## REQUIRED TASK
Among the lines below, count those with "JSON". Give only the number.

Items from a data source
•••
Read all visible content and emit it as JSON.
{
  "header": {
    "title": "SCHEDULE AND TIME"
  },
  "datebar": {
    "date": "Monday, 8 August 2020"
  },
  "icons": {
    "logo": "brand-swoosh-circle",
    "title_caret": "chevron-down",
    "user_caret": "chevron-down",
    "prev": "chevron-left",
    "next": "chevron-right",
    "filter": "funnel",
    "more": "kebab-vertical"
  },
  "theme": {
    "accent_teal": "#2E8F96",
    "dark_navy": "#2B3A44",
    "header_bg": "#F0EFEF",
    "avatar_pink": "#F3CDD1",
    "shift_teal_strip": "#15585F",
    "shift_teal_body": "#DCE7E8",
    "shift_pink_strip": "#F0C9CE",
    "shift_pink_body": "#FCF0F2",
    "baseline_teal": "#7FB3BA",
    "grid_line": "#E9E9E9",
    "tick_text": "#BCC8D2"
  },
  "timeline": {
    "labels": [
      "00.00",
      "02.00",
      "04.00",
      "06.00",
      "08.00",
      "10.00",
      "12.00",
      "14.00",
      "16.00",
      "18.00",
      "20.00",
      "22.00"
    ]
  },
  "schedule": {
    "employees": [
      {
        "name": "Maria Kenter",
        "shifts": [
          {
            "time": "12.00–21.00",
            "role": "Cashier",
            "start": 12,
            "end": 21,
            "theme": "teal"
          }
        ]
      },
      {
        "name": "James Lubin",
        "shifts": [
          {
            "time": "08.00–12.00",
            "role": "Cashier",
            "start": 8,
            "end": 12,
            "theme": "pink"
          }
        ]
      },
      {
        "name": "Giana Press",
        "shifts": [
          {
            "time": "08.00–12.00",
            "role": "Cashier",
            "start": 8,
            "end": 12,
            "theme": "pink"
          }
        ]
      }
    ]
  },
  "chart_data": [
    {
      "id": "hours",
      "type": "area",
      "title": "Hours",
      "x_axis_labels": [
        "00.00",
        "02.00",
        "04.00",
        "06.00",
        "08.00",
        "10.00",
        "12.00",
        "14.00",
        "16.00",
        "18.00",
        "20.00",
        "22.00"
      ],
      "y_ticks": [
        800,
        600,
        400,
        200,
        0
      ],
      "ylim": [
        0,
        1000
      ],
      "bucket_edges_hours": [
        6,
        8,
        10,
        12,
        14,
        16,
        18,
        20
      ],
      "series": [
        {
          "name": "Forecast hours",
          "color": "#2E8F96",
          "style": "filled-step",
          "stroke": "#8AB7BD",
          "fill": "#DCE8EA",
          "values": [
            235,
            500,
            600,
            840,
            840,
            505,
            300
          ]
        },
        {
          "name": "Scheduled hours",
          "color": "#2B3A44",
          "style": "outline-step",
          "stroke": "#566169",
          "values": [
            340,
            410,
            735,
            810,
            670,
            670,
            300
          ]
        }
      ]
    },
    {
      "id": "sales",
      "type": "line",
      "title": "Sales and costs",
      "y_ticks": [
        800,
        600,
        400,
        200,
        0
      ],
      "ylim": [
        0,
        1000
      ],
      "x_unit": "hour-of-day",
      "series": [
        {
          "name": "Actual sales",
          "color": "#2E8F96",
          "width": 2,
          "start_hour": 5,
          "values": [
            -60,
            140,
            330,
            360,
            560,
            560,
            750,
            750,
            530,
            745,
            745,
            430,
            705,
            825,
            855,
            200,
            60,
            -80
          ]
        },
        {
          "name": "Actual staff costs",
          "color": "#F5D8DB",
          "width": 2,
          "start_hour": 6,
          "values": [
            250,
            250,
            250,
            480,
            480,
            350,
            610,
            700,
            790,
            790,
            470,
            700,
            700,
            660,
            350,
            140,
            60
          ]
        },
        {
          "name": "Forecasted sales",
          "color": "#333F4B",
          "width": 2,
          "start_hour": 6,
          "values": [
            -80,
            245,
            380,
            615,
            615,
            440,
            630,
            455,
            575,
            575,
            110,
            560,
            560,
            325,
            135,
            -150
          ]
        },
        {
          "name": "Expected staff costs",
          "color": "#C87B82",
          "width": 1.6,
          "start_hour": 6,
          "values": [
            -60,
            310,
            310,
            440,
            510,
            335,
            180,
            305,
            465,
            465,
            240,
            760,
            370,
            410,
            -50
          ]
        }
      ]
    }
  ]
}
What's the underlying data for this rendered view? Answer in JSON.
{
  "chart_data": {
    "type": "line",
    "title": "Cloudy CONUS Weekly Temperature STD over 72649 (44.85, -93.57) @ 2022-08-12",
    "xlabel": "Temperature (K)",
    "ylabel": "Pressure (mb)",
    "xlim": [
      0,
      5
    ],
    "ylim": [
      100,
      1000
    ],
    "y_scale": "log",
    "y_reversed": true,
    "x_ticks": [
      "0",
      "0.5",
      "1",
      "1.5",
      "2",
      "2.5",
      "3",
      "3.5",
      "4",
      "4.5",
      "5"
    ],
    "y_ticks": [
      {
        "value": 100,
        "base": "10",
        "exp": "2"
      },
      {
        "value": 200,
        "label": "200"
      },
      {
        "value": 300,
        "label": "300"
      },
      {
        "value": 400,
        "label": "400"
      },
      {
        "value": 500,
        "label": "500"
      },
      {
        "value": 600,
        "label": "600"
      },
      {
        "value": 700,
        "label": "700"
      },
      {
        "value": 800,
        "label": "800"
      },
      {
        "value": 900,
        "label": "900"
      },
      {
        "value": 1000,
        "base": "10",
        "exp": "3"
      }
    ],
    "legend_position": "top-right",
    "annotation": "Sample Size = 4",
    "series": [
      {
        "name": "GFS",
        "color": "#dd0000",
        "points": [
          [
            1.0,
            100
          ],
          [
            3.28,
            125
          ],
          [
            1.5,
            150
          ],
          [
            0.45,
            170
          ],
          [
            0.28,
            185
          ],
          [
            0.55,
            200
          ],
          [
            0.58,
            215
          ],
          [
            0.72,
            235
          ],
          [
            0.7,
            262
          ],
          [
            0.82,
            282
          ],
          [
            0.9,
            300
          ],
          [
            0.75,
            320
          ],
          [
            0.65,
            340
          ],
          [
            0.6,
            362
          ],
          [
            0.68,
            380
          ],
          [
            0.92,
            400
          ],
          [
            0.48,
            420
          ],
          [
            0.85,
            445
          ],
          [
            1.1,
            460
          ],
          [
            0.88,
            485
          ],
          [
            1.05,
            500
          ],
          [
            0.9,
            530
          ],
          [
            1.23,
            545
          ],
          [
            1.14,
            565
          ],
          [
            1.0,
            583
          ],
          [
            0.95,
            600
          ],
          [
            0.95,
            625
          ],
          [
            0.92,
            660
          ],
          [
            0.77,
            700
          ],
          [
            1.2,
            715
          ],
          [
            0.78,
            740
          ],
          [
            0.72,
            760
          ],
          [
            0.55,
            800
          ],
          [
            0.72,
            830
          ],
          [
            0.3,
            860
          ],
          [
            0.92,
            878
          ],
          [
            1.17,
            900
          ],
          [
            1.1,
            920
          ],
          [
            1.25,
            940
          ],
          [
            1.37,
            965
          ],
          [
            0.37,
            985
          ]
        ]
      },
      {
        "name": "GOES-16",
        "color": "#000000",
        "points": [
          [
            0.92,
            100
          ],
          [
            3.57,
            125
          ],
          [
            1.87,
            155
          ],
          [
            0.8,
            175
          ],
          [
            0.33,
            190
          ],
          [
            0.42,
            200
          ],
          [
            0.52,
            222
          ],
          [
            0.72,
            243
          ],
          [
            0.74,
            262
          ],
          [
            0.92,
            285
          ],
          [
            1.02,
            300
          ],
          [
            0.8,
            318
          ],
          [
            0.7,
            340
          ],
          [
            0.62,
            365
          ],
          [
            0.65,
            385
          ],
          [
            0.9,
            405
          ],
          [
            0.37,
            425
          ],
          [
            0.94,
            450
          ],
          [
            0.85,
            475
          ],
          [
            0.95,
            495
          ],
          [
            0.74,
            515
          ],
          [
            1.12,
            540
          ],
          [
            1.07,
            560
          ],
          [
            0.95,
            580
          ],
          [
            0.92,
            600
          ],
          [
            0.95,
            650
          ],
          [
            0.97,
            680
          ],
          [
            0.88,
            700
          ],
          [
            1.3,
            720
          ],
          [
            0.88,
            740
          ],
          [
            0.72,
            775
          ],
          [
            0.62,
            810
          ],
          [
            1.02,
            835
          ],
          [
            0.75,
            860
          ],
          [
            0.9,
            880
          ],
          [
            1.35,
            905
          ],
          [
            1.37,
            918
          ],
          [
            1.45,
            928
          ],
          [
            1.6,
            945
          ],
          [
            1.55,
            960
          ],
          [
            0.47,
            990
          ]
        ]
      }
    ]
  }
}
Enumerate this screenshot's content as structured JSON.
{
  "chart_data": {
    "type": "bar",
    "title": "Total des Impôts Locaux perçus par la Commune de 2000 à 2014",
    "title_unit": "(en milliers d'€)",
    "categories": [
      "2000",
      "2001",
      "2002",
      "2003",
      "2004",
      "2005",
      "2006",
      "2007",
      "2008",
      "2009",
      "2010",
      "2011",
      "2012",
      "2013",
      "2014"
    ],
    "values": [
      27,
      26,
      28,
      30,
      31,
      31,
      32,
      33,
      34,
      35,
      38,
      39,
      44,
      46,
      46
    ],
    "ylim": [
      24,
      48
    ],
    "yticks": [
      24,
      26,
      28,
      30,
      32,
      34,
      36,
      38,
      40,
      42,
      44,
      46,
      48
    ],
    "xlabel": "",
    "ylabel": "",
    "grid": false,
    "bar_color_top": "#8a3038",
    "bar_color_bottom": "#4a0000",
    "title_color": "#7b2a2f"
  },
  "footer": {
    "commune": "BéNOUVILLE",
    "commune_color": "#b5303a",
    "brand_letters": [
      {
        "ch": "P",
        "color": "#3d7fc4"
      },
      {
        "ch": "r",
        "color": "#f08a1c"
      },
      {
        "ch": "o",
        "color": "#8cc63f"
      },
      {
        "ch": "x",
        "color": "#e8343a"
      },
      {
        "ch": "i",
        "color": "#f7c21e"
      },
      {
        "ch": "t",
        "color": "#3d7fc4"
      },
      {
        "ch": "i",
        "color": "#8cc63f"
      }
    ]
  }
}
•••
## TASK SOLUTION
3